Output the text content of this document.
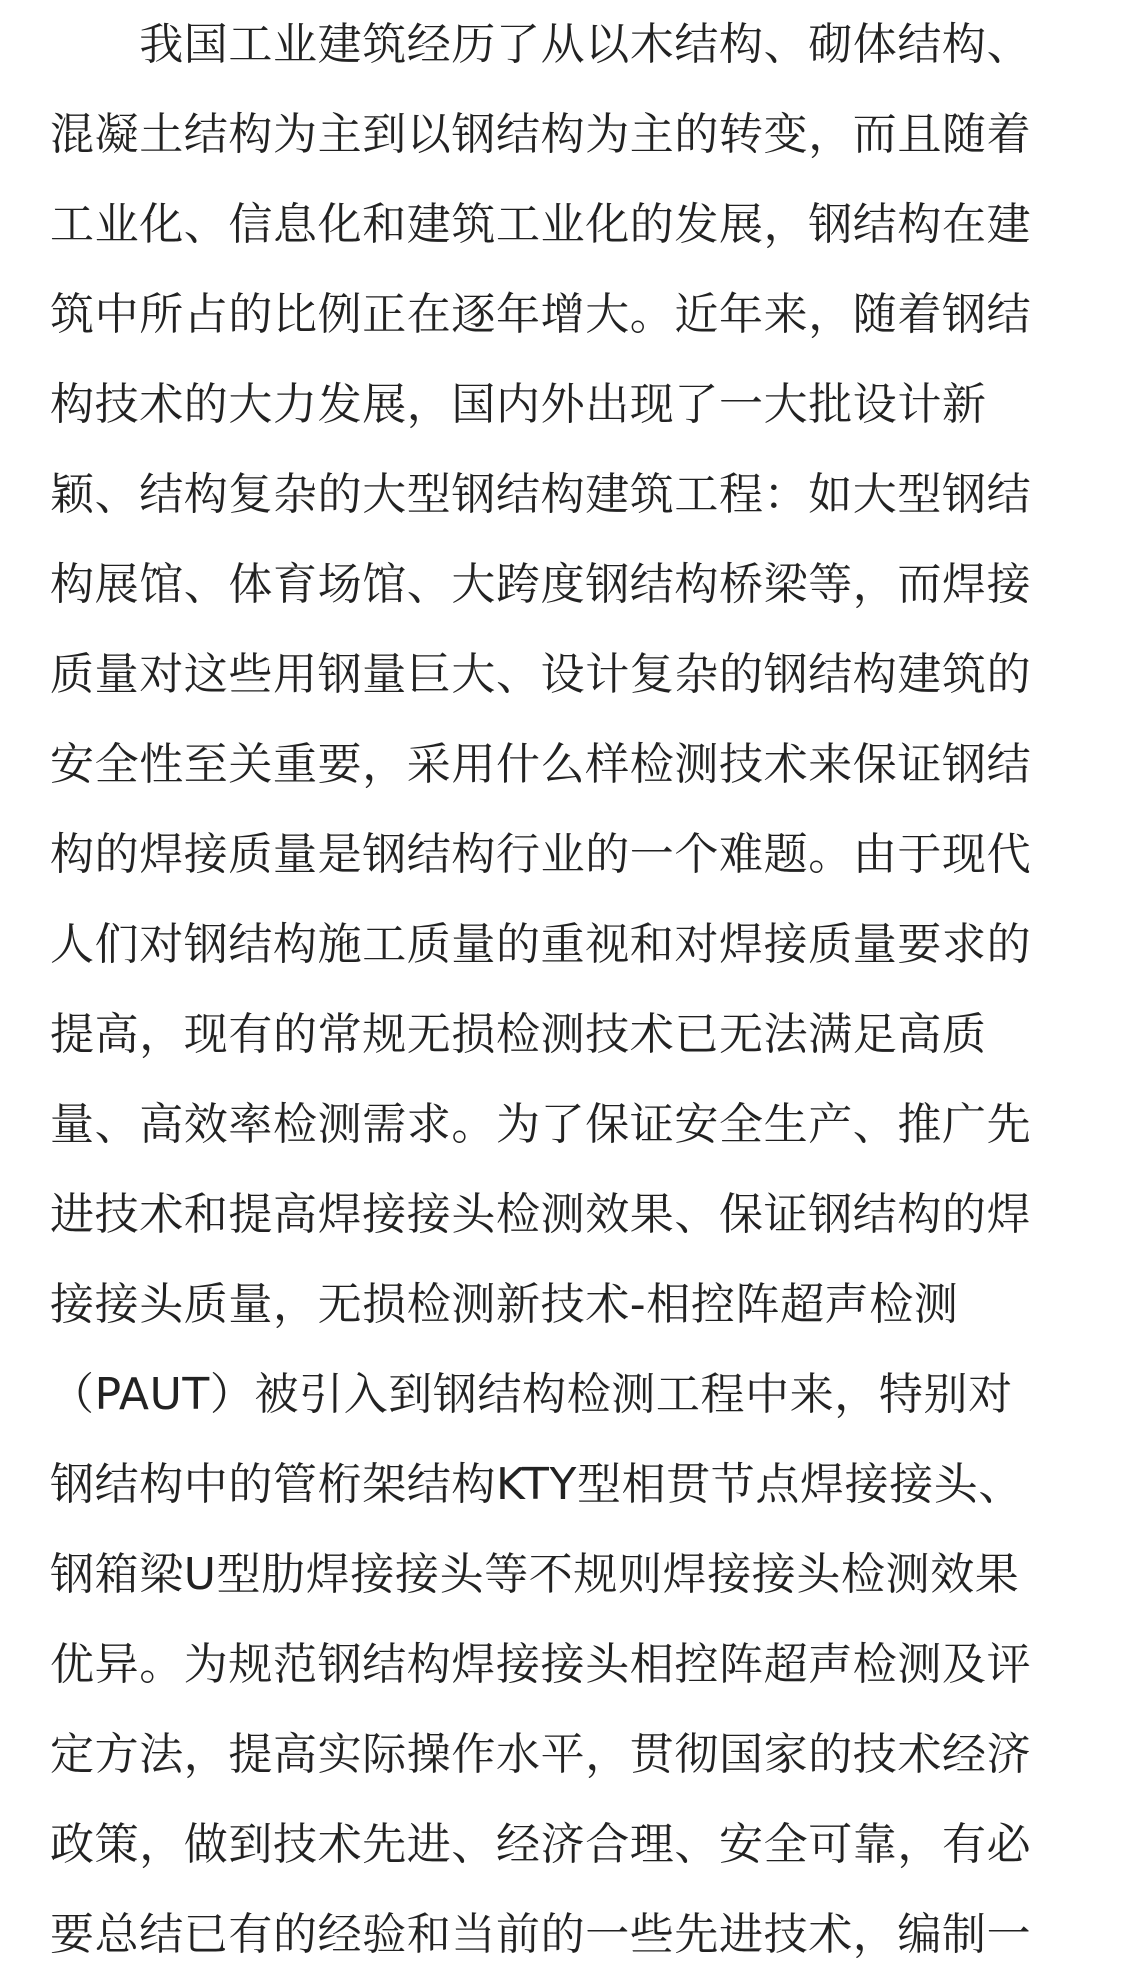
　　我国工业建筑经历了从以木结构、砌体结构、
混凝土结构为主到以钢结构为主的转变，而且随着
工业化、信息化和建筑工业化的发展，钢结构在建
筑中所占的比例正在逐年增大。近年来，随着钢结
构技术的大力发展，国内外出现了一大批设计新
颖、结构复杂的大型钢结构建筑工程：如大型钢结
构展馆、体育场馆、大跨度钢结构桥梁等，而焊接
质量对这些用钢量巨大、设计复杂的钢结构建筑的
安全性至关重要，采用什么样检测技术来保证钢结
构的焊接质量是钢结构行业的一个难题。由于现代
人们对钢结构施工质量的重视和对焊接质量要求的
提高，现有的常规无损检测技术已无法满足高质
量、高效率检测需求。为了保证安全生产、推广先
进技术和提高焊接接头检测效果、保证钢结构的焊
接接头质量，无损检测新技术-相控阵超声检测
（PAUT）被引入到钢结构检测工程中来，特别对
钢结构中的管桁架结构KTY型相贯节点焊接接头、
钢箱梁U型肋焊接接头等不规则焊接接头检测效果
优异。为规范钢结构焊接接头相控阵超声检测及评
定方法，提高实际操作水平，贯彻国家的技术经济
政策，做到技术先进、经济合理、安全可靠，有必
要总结已有的经验和当前的一些先进技术，编制一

--------------------------------

> [Stated problem] Give back the whole listing as it stands, minus its pictures.

> [Response to this exercise]
Output the text content of this document.
　　我国工业建筑经历了从以木结构、砌体结构、
混凝土结构为主到以钢结构为主的转变，而且随着
工业化、信息化和建筑工业化的发展，钢结构在建
筑中所占的比例正在逐年增大。近年来，随着钢结
构技术的大力发展，国内外出现了一大批设计新
颖、结构复杂的大型钢结构建筑工程：如大型钢结
构展馆、体育场馆、大跨度钢结构桥梁等，而焊接
质量对这些用钢量巨大、设计复杂的钢结构建筑的
安全性至关重要，采用什么样检测技术来保证钢结
构的焊接质量是钢结构行业的一个难题。由于现代
人们对钢结构施工质量的重视和对焊接质量要求的
提高，现有的常规无损检测技术已无法满足高质
量、高效率检测需求。为了保证安全生产、推广先
进技术和提高焊接接头检测效果、保证钢结构的焊
接接头质量，无损检测新技术-相控阵超声检测
（PAUT）被引入到钢结构检测工程中来，特别对
钢结构中的管桁架结构KTY型相贯节点焊接接头、
钢箱梁U型肋焊接接头等不规则焊接接头检测效果
优异。为规范钢结构焊接接头相控阵超声检测及评
定方法，提高实际操作水平，贯彻国家的技术经济
政策，做到技术先进、经济合理、安全可靠，有必
要总结已有的经验和当前的一些先进技术，编制一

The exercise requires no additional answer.